• [Set problem]
Write out all of the data without omission, exactly as shown.

-- Start Records for this task --

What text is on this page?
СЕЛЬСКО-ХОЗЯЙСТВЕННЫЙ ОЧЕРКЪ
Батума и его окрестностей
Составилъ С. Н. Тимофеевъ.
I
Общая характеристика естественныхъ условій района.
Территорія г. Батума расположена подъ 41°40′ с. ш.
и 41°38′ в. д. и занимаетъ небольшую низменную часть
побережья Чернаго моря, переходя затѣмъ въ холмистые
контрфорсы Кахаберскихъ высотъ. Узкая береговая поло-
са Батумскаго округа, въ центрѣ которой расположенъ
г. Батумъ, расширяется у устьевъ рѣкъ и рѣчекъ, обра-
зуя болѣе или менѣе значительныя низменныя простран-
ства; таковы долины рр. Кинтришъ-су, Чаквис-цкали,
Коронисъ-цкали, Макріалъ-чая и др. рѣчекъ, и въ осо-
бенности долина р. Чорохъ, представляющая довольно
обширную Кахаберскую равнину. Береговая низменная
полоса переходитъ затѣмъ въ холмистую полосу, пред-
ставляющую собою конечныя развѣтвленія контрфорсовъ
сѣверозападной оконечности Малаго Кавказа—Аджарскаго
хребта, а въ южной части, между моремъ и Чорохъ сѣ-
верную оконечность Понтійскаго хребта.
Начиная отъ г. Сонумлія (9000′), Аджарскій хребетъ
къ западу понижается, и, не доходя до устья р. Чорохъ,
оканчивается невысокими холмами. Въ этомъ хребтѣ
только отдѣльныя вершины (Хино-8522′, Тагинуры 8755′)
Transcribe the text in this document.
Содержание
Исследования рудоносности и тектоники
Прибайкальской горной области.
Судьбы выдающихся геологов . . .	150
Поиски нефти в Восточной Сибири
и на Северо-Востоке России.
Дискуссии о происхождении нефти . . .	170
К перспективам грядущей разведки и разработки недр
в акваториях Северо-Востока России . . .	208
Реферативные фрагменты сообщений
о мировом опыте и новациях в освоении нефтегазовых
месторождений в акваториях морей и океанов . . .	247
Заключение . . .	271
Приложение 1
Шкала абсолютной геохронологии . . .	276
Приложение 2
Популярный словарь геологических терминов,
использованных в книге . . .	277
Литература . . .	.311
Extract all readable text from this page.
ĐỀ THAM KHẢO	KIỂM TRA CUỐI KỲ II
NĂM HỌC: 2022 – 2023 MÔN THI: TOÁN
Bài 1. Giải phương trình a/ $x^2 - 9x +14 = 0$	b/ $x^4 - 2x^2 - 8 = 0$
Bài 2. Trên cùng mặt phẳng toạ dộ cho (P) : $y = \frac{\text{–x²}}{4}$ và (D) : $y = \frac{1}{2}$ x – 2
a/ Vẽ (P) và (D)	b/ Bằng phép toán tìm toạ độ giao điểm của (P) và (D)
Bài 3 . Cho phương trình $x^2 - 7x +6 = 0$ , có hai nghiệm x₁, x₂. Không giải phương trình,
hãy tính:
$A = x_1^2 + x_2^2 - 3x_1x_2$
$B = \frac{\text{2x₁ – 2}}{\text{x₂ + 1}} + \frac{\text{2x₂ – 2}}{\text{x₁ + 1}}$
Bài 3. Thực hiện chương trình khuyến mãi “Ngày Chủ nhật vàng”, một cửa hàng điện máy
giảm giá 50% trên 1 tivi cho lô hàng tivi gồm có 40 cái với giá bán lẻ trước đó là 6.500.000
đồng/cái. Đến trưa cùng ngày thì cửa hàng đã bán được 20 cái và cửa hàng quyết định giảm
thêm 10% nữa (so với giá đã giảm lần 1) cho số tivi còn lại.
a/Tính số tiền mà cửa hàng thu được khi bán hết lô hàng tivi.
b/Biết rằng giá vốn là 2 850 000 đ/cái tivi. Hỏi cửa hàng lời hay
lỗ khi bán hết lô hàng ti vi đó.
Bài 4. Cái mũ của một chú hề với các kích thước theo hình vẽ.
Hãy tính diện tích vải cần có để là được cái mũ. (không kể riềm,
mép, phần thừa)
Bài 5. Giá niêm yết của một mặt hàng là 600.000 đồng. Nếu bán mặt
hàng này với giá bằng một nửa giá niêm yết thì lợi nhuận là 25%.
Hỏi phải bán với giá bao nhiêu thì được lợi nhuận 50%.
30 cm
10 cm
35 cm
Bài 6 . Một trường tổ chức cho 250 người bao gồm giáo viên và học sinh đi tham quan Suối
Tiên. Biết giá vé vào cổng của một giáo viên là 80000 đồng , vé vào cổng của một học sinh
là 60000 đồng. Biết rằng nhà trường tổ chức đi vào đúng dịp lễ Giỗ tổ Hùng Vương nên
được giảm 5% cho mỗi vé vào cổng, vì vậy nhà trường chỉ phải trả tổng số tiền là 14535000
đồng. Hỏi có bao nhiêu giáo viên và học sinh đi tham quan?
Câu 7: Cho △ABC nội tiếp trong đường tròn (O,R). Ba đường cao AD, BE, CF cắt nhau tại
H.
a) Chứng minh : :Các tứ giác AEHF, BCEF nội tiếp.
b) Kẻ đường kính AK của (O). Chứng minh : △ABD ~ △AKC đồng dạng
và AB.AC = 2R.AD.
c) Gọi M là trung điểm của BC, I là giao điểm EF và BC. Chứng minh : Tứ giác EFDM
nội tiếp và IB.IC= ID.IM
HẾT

-- End Records for this task --

• [Full output]
What text is on this page?
СЕЛЬСКО-ХОЗЯЙСТВЕННЫЙ ОЧЕРКЪ
Батума и его окрестностей
Составилъ С. Н. Тимофеевъ.
I
Общая характеристика естественныхъ условій района.
Территорія г. Батума расположена подъ 41°40′ с. ш.
и 41°38′ в. д. и занимаетъ небольшую низменную часть
побережья Чернаго моря, переходя затѣмъ въ холмистые
контрфорсы Кахаберскихъ высотъ. Узкая береговая поло-
са Батумскаго округа, въ центрѣ которой расположенъ
г. Батумъ, расширяется у устьевъ рѣкъ и рѣчекъ, обра-
зуя болѣе или менѣе значительныя низменныя простран-
ства; таковы долины рр. Кинтришъ-су, Чаквис-цкали,
Коронисъ-цкали, Макріалъ-чая и др. рѣчекъ, и въ осо-
бенности долина р. Чорохъ, представляющая довольно
обширную Кахаберскую равнину. Береговая низменная
полоса переходитъ затѣмъ въ холмистую полосу, пред-
ставляющую собою конечныя развѣтвленія контрфорсовъ
сѣверозападной оконечности Малаго Кавказа—Аджарскаго
хребта, а въ южной части, между моремъ и Чорохъ сѣ-
верную оконечность Понтійскаго хребта.
Начиная отъ г. Сонумлія (9000′), Аджарскій хребетъ
къ западу понижается, и, не доходя до устья р. Чорохъ,
оканчивается невысокими холмами. Въ этомъ хребтѣ
только отдѣльныя вершины (Хино-8522′, Тагинуры 8755′)
Transcribe the text in this document.
Содержание
Исследования рудоносности и тектоники
Прибайкальской горной области.
Судьбы выдающихся геологов . . .	150
Поиски нефти в Восточной Сибири
и на Северо-Востоке России.
Дискуссии о происхождении нефти . . .	170
К перспективам грядущей разведки и разработки недр
в акваториях Северо-Востока России . . .	208
Реферативные фрагменты сообщений
о мировом опыте и новациях в освоении нефтегазовых
месторождений в акваториях морей и океанов . . .	247
Заключение . . .	271
Приложение 1
Шкала абсолютной геохронологии . . .	276
Приложение 2
Популярный словарь геологических терминов,
использованных в книге . . .	277
Литература . . .	.311
Extract all readable text from this page.
ĐỀ THAM KHẢO	KIỂM TRA CUỐI KỲ II
NĂM HỌC: 2022 – 2023 MÔN THI: TOÁN
Bài 1. Giải phương trình a/ $x^2 - 9x +14 = 0$	b/ $x^4 - 2x^2 - 8 = 0$
Bài 2. Trên cùng mặt phẳng toạ dộ cho (P) : $y = \frac{\text{–x²}}{4}$ và (D) : $y = \frac{1}{2}$ x – 2
a/ Vẽ (P) và (D)	b/ Bằng phép toán tìm toạ độ giao điểm của (P) và (D)
Bài 3 . Cho phương trình $x^2 - 7x +6 = 0$ , có hai nghiệm x₁, x₂. Không giải phương trình,
hãy tính:
$A = x_1^2 + x_2^2 - 3x_1x_2$
$B = \frac{\text{2x₁ – 2}}{\text{x₂ + 1}} + \frac{\text{2x₂ – 2}}{\text{x₁ + 1}}$
Bài 3. Thực hiện chương trình khuyến mãi “Ngày Chủ nhật vàng”, một cửa hàng điện máy
giảm giá 50% trên 1 tivi cho lô hàng tivi gồm có 40 cái với giá bán lẻ trước đó là 6.500.000
đồng/cái. Đến trưa cùng ngày thì cửa hàng đã bán được 20 cái và cửa hàng quyết định giảm
thêm 10% nữa (so với giá đã giảm lần 1) cho số tivi còn lại.
a/Tính số tiền mà cửa hàng thu được khi bán hết lô hàng tivi.
b/Biết rằng giá vốn là 2 850 000 đ/cái tivi. Hỏi cửa hàng lời hay
lỗ khi bán hết lô hàng ti vi đó.
Bài 4. Cái mũ của một chú hề với các kích thước theo hình vẽ.
Hãy tính diện tích vải cần có để là được cái mũ. (không kể riềm,
mép, phần thừa)
Bài 5. Giá niêm yết của một mặt hàng là 600.000 đồng. Nếu bán mặt
hàng này với giá bằng một nửa giá niêm yết thì lợi nhuận là 25%.
Hỏi phải bán với giá bao nhiêu thì được lợi nhuận 50%.
30 cm
10 cm
35 cm
Bài 6 . Một trường tổ chức cho 250 người bao gồm giáo viên và học sinh đi tham quan Suối
Tiên. Biết giá vé vào cổng của một giáo viên là 80000 đồng , vé vào cổng của một học sinh
là 60000 đồng. Biết rằng nhà trường tổ chức đi vào đúng dịp lễ Giỗ tổ Hùng Vương nên
được giảm 5% cho mỗi vé vào cổng, vì vậy nhà trường chỉ phải trả tổng số tiền là 14535000
đồng. Hỏi có bao nhiêu giáo viên và học sinh đi tham quan?
Câu 7: Cho △ABC nội tiếp trong đường tròn (O,R). Ba đường cao AD, BE, CF cắt nhau tại
H.
a) Chứng minh : :Các tứ giác AEHF, BCEF nội tiếp.
b) Kẻ đường kính AK của (O). Chứng minh : △ABD ~ △AKC đồng dạng
và AB.AC = 2R.AD.
c) Gọi M là trung điểm của BC, I là giao điểm EF và BC. Chứng minh : Tứ giác EFDM
nội tiếp và IB.IC= ID.IM
HẾT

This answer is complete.